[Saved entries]
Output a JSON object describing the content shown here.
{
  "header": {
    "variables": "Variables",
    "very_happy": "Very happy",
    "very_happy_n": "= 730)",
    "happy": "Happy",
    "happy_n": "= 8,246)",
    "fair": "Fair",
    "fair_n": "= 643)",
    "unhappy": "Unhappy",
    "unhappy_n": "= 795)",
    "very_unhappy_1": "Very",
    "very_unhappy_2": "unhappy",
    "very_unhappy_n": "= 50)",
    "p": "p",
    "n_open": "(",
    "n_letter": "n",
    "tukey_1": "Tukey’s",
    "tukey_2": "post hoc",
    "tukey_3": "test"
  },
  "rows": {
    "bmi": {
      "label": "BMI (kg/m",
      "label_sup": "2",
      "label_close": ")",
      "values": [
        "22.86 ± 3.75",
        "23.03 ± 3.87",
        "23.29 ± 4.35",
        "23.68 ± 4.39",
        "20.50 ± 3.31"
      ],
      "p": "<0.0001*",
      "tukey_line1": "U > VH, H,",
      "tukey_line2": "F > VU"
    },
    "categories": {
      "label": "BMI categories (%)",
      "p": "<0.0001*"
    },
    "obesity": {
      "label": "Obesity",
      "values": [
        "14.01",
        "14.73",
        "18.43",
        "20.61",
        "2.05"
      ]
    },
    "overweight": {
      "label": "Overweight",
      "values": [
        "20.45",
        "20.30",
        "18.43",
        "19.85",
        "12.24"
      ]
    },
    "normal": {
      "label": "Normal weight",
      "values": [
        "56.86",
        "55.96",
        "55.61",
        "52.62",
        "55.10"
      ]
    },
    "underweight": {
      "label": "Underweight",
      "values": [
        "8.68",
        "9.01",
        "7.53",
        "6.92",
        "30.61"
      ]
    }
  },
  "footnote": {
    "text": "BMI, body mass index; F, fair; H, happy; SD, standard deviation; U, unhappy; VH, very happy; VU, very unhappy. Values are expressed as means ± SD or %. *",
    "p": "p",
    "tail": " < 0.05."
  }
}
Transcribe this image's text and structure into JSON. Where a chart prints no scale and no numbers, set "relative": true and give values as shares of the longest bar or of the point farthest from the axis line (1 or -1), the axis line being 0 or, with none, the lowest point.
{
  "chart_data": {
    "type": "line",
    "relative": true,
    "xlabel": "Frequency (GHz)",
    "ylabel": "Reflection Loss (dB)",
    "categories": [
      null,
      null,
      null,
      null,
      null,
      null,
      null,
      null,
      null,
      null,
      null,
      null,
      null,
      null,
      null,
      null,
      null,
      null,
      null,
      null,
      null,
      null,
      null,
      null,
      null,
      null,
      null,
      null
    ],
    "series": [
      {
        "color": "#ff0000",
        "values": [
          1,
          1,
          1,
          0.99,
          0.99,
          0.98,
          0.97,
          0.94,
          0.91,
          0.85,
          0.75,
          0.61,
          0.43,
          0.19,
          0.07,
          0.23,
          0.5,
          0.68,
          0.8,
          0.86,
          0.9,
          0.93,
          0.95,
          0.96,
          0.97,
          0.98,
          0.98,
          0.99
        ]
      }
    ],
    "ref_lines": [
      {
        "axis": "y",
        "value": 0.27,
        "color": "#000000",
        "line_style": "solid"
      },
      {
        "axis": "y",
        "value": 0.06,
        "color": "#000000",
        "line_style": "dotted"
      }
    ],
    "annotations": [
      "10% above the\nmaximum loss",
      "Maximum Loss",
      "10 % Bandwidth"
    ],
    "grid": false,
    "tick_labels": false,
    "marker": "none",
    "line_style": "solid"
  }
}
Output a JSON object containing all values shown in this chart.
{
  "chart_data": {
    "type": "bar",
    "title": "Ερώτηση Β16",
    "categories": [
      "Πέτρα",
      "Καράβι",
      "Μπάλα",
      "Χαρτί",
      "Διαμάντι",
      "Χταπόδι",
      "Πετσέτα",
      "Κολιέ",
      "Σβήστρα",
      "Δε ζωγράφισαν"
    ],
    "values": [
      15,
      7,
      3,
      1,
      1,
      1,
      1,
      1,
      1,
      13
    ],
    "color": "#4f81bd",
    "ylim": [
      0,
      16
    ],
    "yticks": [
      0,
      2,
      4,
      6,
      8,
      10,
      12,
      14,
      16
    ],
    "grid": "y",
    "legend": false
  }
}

GIVEN EXERCISE => What are the lines from the one with "Output a JSON object containing" through the last line of the records above? Quote them exactly and add nothing.

COMPLETE OUTPUT =>
Output a JSON object containing all values shown in this chart.
{
  "chart_data": {
    "type": "bar",
    "title": "Ερώτηση Β16",
    "categories": [
      "Πέτρα",
      "Καράβι",
      "Μπάλα",
      "Χαρτί",
      "Διαμάντι",
      "Χταπόδι",
      "Πετσέτα",
      "Κολιέ",
      "Σβήστρα",
      "Δε ζωγράφισαν"
    ],
    "values": [
      15,
      7,
      3,
      1,
      1,
      1,
      1,
      1,
      1,
      13
    ],
    "color": "#4f81bd",
    "ylim": [
      0,
      16
    ],
    "yticks": [
      0,
      2,
      4,
      6,
      8,
      10,
      12,
      14,
      16
    ],
    "grid": "y",
    "legend": false
  }
}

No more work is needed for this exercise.